*Your instructions*. Filter the listing and keep only the lines with the word "JSON".

··· Input records ···

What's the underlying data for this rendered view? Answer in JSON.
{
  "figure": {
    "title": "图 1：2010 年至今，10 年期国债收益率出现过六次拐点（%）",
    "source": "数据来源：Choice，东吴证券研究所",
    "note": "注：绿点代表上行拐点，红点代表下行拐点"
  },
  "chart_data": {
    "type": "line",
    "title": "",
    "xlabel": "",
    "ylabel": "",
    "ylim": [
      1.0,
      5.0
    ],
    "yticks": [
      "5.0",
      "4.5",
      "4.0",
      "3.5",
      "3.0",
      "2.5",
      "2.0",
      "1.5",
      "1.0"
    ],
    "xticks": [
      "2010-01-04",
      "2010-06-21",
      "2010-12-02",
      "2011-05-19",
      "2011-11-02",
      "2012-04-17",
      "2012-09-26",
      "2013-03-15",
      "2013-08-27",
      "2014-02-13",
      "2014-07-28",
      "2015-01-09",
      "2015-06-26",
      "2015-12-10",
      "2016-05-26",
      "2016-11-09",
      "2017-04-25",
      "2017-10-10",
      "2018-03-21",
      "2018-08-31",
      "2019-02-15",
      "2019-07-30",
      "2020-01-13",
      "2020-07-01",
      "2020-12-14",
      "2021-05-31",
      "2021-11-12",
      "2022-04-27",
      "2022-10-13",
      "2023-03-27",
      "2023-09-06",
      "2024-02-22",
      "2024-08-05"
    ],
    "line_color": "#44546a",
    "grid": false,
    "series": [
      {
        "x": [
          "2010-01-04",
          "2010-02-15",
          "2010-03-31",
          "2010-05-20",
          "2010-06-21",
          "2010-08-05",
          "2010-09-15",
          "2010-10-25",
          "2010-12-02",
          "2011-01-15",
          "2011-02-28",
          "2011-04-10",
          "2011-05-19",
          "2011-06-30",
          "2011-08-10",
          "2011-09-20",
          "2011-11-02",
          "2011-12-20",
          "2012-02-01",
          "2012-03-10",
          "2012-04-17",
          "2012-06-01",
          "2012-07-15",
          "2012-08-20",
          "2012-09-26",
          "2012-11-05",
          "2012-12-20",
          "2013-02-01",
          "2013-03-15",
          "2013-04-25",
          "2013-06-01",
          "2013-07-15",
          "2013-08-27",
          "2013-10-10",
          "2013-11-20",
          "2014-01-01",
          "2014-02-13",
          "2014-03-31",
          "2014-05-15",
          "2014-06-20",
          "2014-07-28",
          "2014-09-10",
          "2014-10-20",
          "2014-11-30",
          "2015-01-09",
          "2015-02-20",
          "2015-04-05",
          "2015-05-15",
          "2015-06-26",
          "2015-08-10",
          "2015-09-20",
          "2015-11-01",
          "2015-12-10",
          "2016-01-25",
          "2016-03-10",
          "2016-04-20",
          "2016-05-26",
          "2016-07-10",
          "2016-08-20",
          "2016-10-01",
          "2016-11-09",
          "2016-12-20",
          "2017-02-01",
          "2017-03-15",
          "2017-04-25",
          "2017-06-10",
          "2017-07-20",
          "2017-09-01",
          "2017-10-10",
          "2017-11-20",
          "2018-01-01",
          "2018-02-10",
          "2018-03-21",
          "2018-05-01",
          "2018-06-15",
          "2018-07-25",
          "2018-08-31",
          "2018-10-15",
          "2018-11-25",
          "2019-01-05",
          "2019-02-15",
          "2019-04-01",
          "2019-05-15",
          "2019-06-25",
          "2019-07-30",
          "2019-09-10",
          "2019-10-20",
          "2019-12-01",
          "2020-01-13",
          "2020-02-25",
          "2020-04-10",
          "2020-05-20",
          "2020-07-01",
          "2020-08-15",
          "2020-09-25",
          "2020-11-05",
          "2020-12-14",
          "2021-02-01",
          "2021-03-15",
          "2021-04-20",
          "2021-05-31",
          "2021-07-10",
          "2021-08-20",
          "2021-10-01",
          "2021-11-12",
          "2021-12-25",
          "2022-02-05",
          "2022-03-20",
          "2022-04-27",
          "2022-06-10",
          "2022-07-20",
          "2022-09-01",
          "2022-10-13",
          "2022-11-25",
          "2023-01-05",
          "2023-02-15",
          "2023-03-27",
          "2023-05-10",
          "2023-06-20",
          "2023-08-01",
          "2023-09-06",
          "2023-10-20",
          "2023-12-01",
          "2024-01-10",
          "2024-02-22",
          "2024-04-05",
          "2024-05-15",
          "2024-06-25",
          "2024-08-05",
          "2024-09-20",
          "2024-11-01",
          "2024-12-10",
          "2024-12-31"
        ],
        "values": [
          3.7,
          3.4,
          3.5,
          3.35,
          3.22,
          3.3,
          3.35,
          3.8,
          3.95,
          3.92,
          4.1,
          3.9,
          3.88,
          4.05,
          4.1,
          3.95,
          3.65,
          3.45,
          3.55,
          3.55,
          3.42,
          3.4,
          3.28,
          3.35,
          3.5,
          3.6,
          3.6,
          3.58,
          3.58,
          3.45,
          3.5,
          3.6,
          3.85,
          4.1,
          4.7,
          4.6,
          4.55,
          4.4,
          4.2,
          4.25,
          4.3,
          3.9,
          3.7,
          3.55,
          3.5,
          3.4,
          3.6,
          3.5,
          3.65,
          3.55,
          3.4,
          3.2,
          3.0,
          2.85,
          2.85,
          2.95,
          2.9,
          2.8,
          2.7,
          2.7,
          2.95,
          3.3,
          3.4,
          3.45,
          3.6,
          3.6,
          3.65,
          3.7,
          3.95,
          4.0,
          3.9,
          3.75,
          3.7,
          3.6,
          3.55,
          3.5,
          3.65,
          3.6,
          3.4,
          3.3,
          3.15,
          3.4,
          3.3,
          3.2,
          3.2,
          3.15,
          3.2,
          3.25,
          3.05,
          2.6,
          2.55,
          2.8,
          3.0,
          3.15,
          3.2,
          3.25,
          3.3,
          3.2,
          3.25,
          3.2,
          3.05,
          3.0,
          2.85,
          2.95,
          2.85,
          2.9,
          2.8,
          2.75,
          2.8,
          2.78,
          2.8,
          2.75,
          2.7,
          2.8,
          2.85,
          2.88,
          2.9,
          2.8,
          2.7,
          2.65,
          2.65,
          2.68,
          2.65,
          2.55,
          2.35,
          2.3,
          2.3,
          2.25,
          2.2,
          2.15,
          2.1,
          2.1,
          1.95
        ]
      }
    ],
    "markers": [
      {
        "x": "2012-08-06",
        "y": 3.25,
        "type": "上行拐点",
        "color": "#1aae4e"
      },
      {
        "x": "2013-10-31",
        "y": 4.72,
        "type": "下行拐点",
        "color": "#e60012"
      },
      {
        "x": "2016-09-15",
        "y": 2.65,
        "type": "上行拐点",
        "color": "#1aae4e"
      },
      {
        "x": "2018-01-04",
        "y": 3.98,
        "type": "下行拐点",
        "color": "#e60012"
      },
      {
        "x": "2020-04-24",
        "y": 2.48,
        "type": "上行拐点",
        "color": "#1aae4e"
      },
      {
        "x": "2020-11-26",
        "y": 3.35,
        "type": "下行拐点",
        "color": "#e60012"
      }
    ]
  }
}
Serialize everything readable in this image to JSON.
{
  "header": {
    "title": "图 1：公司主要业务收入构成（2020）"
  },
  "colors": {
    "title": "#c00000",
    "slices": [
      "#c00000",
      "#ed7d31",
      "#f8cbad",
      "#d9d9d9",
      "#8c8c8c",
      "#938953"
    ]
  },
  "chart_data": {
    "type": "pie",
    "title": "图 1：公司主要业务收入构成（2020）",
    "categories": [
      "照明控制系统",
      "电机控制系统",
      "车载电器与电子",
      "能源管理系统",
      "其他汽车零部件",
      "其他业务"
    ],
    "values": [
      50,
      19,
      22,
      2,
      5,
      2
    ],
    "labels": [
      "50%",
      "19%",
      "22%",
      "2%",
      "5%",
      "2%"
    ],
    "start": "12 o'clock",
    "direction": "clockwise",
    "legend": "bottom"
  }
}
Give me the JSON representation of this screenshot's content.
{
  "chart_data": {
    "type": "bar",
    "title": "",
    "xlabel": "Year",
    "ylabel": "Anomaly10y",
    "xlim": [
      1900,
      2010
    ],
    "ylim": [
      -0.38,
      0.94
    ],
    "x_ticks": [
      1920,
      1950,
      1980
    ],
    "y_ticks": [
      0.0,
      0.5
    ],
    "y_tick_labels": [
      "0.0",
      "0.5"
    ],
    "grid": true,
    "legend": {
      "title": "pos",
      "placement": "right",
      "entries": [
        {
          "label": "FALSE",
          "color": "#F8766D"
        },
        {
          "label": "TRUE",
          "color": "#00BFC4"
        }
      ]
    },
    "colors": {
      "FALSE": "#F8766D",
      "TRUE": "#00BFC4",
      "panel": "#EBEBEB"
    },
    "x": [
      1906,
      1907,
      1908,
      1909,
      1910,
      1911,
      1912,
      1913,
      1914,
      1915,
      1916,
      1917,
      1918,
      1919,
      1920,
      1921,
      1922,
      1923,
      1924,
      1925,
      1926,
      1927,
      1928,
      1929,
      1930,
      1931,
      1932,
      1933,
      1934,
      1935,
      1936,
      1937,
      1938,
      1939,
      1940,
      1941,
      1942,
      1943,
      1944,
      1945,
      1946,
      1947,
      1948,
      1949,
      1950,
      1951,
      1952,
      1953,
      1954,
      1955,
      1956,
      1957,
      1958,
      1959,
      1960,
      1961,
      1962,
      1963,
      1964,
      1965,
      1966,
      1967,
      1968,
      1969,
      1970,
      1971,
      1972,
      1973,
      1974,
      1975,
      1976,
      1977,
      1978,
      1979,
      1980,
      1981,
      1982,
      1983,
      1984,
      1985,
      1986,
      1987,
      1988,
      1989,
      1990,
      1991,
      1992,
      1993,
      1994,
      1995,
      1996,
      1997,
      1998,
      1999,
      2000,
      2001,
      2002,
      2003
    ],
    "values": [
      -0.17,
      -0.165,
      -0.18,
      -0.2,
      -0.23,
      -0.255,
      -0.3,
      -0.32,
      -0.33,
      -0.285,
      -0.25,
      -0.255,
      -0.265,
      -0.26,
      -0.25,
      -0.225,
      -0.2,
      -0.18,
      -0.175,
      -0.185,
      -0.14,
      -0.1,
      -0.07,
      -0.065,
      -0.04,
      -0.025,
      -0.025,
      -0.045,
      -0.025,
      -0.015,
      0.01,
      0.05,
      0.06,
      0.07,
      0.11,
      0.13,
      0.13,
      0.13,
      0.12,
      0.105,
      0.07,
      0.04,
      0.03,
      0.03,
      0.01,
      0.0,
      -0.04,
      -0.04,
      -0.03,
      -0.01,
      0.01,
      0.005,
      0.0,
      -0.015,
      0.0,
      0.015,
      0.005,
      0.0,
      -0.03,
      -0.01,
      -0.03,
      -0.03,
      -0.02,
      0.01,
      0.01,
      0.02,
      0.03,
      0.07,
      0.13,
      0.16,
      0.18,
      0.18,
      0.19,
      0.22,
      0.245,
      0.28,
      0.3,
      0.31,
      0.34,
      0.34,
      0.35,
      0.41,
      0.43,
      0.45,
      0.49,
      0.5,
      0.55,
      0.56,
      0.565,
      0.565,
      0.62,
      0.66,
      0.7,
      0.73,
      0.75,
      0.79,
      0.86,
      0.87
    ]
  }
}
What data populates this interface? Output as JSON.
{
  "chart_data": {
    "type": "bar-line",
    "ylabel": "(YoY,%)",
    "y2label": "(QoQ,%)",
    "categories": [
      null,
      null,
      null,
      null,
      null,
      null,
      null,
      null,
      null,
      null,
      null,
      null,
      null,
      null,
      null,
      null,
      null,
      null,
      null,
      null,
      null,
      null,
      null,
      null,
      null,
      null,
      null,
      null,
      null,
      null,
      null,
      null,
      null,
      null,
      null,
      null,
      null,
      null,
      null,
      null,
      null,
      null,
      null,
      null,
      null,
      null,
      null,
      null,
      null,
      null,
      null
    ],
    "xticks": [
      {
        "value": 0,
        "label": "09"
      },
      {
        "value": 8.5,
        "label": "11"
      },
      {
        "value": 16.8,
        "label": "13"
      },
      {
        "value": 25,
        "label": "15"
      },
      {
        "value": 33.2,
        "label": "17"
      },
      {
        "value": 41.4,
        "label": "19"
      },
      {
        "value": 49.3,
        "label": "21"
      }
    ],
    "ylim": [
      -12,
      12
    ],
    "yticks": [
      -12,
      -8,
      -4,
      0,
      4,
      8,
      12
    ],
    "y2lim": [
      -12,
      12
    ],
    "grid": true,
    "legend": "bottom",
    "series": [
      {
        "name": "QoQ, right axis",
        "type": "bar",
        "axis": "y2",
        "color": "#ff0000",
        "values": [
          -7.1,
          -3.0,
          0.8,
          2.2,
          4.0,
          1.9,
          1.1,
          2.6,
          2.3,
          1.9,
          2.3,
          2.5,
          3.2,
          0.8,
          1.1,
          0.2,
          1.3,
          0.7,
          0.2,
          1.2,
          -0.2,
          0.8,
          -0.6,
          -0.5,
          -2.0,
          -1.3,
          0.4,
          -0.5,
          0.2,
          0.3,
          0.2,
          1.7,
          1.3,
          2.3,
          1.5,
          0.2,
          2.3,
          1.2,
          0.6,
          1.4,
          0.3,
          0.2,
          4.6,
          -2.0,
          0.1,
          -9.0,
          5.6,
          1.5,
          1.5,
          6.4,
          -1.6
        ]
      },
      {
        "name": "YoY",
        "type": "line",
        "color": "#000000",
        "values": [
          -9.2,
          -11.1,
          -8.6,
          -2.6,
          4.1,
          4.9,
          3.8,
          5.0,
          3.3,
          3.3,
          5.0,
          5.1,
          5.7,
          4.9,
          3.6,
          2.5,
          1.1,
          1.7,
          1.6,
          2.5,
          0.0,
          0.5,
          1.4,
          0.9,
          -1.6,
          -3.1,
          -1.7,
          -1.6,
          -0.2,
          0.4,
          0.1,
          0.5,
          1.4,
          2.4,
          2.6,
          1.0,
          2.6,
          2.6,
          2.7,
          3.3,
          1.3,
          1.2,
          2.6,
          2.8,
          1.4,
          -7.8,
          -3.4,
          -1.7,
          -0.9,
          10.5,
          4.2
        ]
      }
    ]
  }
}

···

*Answer for the task*.
What's the underlying data for this rendered view? Answer in JSON.
Serialize everything readable in this image to JSON.
Give me the JSON representation of this screenshot's content.
What data populates this interface? Output as JSON.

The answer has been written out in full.